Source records
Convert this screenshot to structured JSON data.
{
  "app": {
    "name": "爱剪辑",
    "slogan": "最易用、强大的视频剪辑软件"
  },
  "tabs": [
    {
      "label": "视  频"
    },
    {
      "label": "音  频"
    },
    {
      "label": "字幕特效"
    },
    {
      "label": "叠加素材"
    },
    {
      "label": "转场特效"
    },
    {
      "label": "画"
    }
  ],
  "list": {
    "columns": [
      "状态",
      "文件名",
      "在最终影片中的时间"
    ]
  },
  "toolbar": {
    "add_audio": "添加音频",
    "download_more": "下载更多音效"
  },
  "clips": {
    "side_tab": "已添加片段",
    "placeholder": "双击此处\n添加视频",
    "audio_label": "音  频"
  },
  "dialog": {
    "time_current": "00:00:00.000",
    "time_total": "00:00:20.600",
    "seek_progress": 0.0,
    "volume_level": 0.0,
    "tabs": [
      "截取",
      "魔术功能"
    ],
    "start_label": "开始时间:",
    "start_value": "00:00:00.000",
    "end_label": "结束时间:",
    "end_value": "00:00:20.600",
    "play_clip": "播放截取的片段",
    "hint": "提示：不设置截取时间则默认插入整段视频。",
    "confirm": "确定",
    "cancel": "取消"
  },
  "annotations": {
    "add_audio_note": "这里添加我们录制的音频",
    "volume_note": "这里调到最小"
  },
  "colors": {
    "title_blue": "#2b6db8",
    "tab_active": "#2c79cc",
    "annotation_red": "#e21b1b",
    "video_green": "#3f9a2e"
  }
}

* * *

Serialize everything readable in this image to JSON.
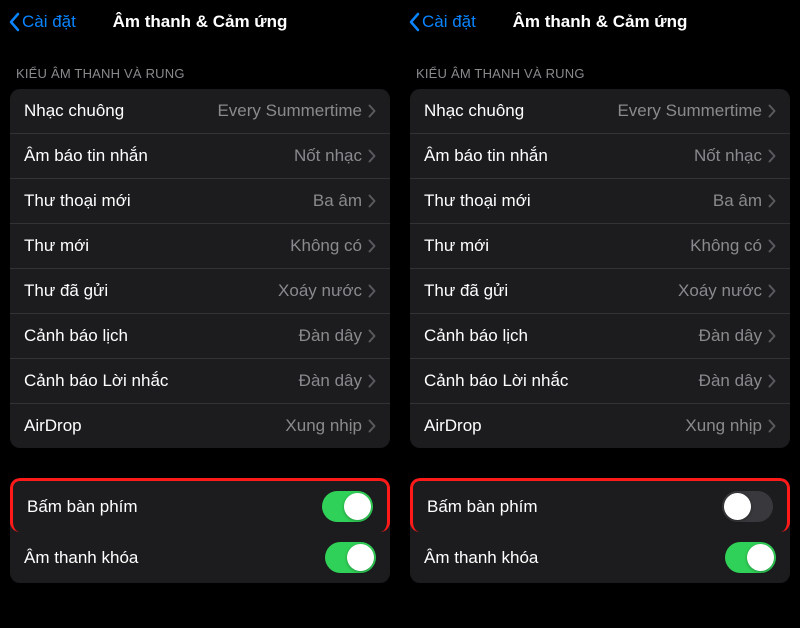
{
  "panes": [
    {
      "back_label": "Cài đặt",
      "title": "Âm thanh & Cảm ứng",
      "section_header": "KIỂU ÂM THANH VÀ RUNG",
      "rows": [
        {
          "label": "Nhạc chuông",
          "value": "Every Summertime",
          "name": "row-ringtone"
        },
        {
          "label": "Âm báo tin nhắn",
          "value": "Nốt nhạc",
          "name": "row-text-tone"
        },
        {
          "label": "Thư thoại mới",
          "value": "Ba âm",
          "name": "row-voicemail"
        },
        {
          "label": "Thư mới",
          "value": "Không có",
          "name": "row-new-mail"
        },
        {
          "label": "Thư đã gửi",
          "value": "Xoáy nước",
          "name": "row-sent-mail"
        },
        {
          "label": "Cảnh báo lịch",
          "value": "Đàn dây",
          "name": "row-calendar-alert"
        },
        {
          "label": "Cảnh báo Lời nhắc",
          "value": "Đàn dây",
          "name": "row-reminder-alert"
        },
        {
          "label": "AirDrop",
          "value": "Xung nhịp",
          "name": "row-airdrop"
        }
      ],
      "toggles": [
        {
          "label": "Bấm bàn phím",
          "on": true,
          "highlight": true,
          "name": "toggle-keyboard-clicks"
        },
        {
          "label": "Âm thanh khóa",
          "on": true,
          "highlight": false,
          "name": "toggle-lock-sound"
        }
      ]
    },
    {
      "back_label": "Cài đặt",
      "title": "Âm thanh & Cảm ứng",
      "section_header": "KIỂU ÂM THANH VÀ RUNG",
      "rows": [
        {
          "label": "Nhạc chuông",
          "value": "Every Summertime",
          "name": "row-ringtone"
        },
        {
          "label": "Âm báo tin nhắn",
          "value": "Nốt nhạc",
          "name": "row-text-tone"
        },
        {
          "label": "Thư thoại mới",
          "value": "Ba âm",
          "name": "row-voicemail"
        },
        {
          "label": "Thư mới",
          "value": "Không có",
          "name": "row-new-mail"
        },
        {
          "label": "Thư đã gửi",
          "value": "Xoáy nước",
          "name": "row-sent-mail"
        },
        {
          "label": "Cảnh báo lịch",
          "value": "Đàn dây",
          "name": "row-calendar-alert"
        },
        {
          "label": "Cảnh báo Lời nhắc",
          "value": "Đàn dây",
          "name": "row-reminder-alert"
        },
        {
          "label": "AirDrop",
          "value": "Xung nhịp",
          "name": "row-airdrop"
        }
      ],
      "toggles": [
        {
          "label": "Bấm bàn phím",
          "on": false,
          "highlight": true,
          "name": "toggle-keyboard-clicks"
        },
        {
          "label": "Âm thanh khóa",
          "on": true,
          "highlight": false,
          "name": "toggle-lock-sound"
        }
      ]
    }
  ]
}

* * *

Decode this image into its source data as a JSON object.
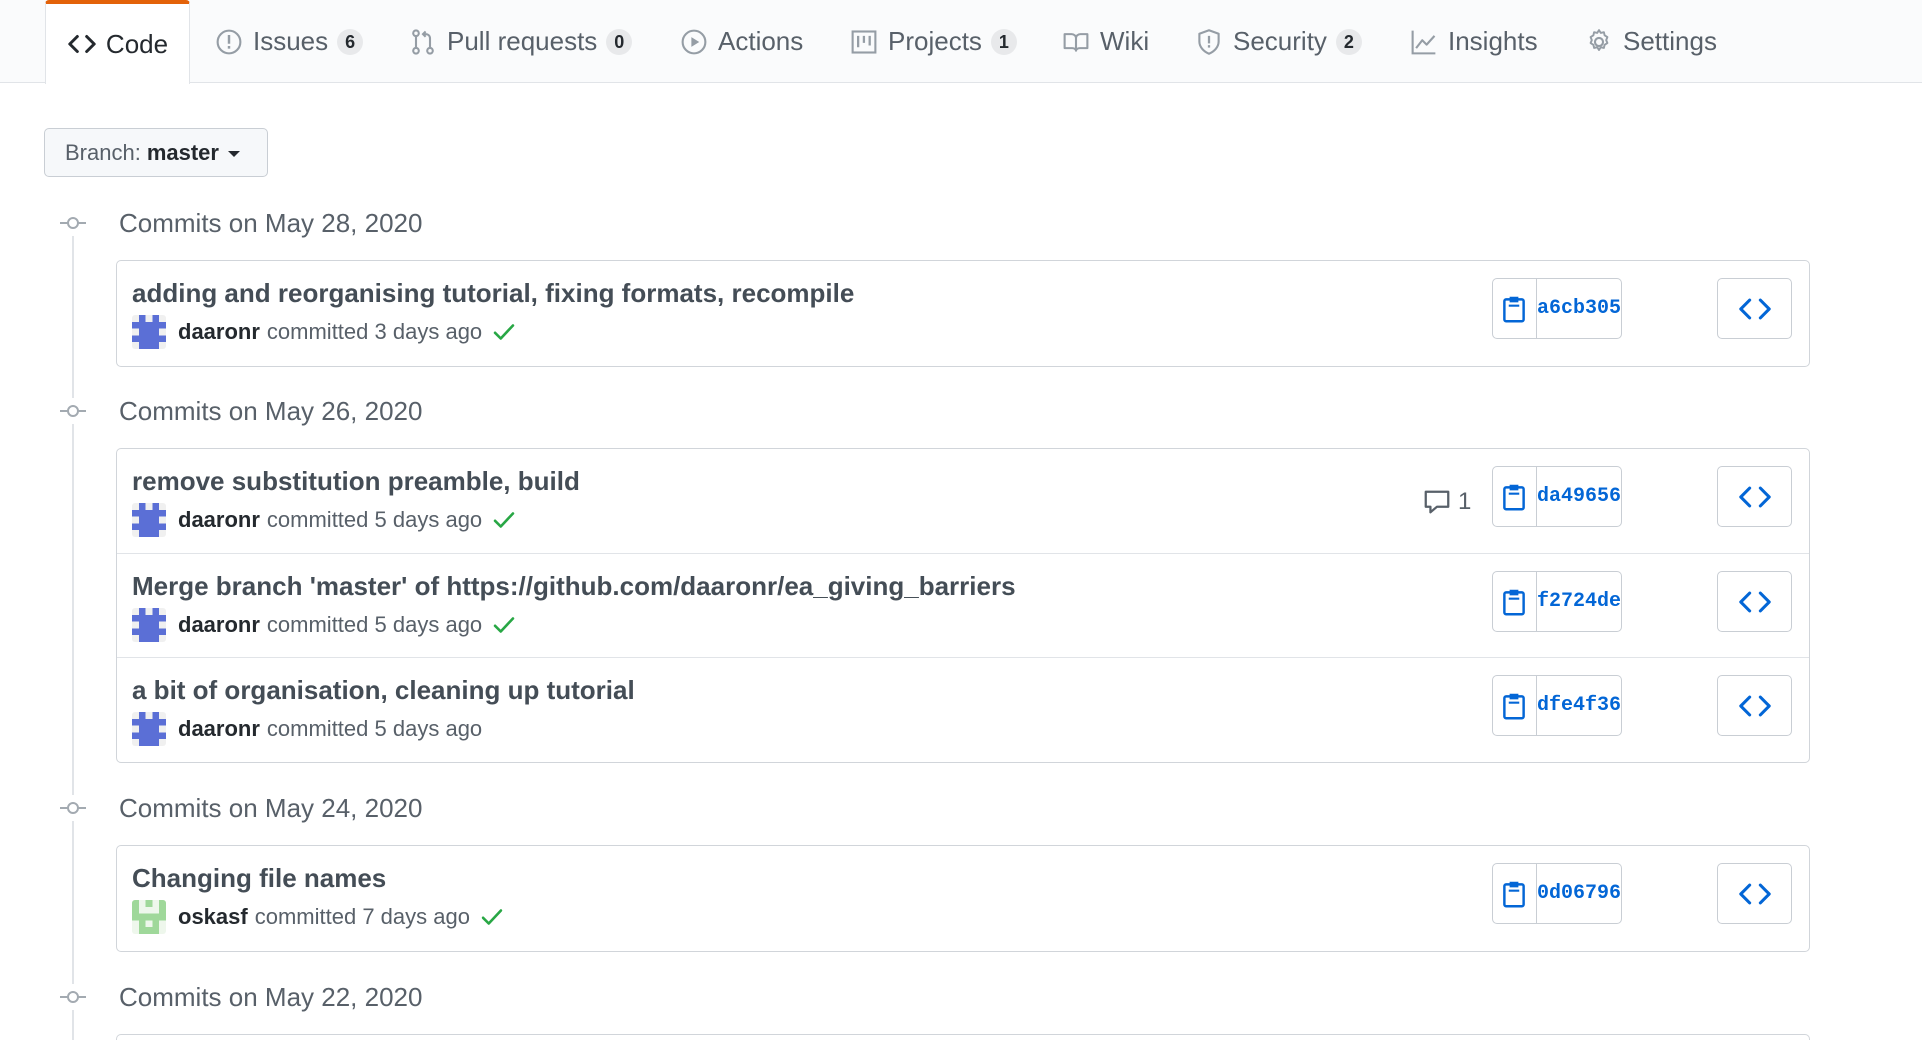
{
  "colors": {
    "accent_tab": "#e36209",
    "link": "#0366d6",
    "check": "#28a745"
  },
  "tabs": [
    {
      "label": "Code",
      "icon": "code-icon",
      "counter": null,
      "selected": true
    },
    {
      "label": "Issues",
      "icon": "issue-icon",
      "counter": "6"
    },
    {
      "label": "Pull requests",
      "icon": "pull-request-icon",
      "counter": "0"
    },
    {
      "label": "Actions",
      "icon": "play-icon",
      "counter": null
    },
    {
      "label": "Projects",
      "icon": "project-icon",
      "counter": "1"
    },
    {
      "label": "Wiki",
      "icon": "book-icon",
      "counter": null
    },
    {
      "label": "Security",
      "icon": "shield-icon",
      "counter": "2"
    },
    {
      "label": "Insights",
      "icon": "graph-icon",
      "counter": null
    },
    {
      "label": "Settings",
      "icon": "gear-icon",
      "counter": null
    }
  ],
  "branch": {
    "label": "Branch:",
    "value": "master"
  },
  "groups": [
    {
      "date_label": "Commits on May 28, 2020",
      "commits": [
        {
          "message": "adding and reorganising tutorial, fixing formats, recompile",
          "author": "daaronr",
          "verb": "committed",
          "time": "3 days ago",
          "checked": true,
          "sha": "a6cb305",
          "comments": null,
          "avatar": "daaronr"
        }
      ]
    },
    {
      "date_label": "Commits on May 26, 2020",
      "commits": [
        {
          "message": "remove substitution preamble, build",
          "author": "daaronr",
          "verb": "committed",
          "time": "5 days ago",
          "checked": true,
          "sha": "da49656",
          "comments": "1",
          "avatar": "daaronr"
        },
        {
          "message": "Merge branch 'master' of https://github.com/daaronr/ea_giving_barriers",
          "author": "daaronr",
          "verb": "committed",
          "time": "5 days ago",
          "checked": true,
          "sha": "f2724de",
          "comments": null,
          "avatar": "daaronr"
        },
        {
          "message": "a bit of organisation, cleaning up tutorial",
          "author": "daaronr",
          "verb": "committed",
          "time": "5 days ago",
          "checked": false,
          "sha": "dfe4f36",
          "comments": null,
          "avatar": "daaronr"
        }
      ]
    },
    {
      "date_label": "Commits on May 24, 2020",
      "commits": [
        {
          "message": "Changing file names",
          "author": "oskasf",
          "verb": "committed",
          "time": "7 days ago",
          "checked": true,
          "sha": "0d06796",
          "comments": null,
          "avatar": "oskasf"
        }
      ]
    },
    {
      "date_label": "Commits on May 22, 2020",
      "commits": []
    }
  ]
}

Objective:
In the lines above, locate the string "message". Copy every line where it occurs.

Task answer:
          "message": "adding and reorganising tutorial, fixing formats, recompile",
          "message": "remove substitution preamble, build",
          "message": "Merge branch 'master' of https://github.com/daaronr/ea_giving_barriers",
          "message": "a bit of organisation, cleaning up tutorial",
          "message": "Changing file names",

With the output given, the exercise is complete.